** BEGIN DATA SHOWN **

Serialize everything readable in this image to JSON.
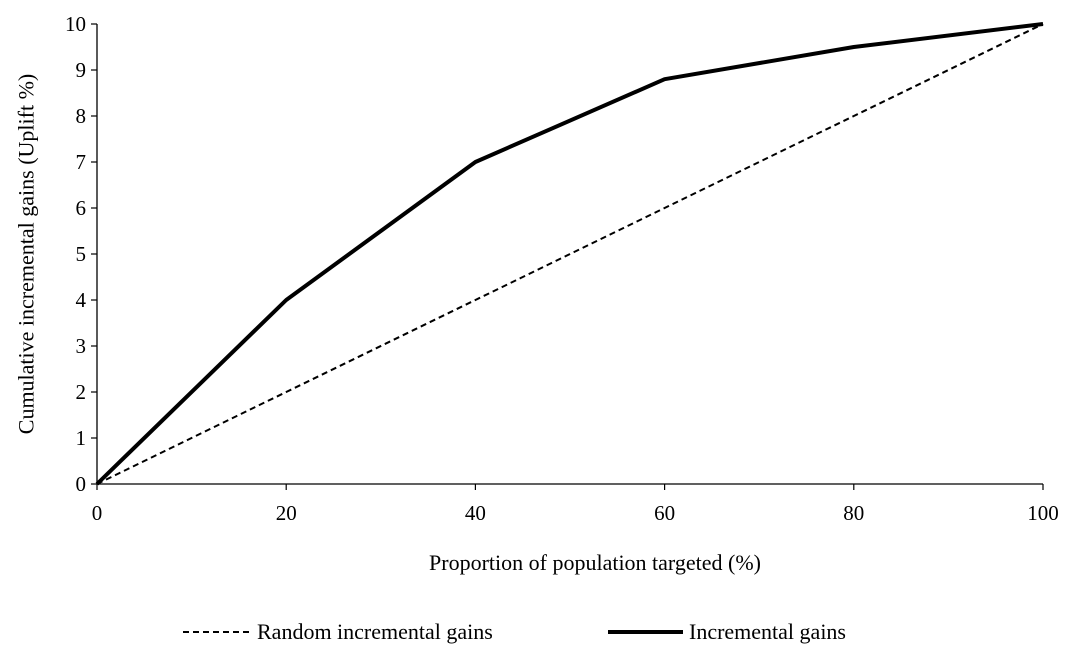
{
  "chart_data": {
    "type": "line",
    "title": "",
    "xlabel": "Proportion of population  targeted (%)",
    "ylabel": "Cumulative  incremental gains  (Uplift %)",
    "xlim": [
      0,
      100
    ],
    "ylim": [
      0,
      10
    ],
    "x_ticks": [
      0,
      20,
      40,
      60,
      80,
      100
    ],
    "y_ticks": [
      0,
      1,
      2,
      3,
      4,
      5,
      6,
      7,
      8,
      9,
      10
    ],
    "x_tick_labels": [
      "0",
      "20",
      "40",
      "60",
      "80",
      "100"
    ],
    "y_tick_labels": [
      "0",
      "1",
      "2",
      "3",
      "4",
      "5",
      "6",
      "7",
      "8",
      "9",
      "10"
    ],
    "grid": false,
    "legend_position": "bottom",
    "series": [
      {
        "name": "Random incremental gains",
        "style": "dashed",
        "color": "#000000",
        "x": [
          0,
          20,
          40,
          60,
          80,
          100
        ],
        "y": [
          0,
          2,
          4,
          6,
          8,
          10
        ]
      },
      {
        "name": "Incremental gains",
        "style": "solid",
        "color": "#000000",
        "x": [
          0,
          20,
          40,
          60,
          80,
          100
        ],
        "y": [
          0,
          4,
          7,
          8.8,
          9.5,
          10
        ]
      }
    ]
  }
}
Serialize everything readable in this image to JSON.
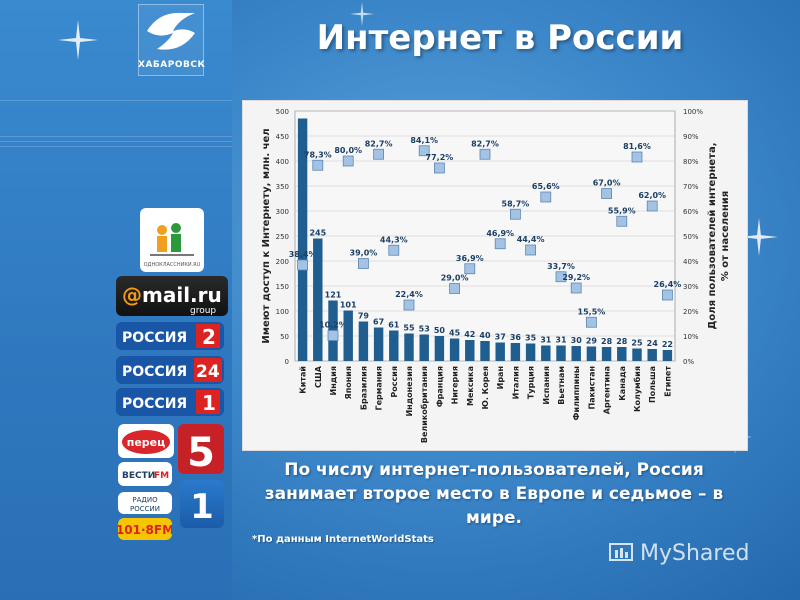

** END DATA SHOWN **

EXERCISE DIRECTIONS = Copy every line of the data word for word, omitting the images.

THE REPLY =
Serialize everything readable in this image to JSON.
{
  "chart_data": {
    "type": "line",
    "title": "",
    "xlabel": "Proportion of population  targeted (%)",
    "ylabel": "Cumulative  incremental gains  (Uplift %)",
    "xlim": [
      0,
      100
    ],
    "ylim": [
      0,
      10
    ],
    "x_ticks": [
      0,
      20,
      40,
      60,
      80,
      100
    ],
    "y_ticks": [
      0,
      1,
      2,
      3,
      4,
      5,
      6,
      7,
      8,
      9,
      10
    ],
    "x_tick_labels": [
      "0",
      "20",
      "40",
      "60",
      "80",
      "100"
    ],
    "y_tick_labels": [
      "0",
      "1",
      "2",
      "3",
      "4",
      "5",
      "6",
      "7",
      "8",
      "9",
      "10"
    ],
    "grid": false,
    "legend_position": "bottom",
    "series": [
      {
        "name": "Random incremental gains",
        "style": "dashed",
        "color": "#000000",
        "x": [
          0,
          20,
          40,
          60,
          80,
          100
        ],
        "y": [
          0,
          2,
          4,
          6,
          8,
          10
        ]
      },
      {
        "name": "Incremental gains",
        "style": "solid",
        "color": "#000000",
        "x": [
          0,
          20,
          40,
          60,
          80,
          100
        ],
        "y": [
          0,
          4,
          7,
          8.8,
          9.5,
          10
        ]
      }
    ]
  }
}
Serialize everything readable in this image to JSON.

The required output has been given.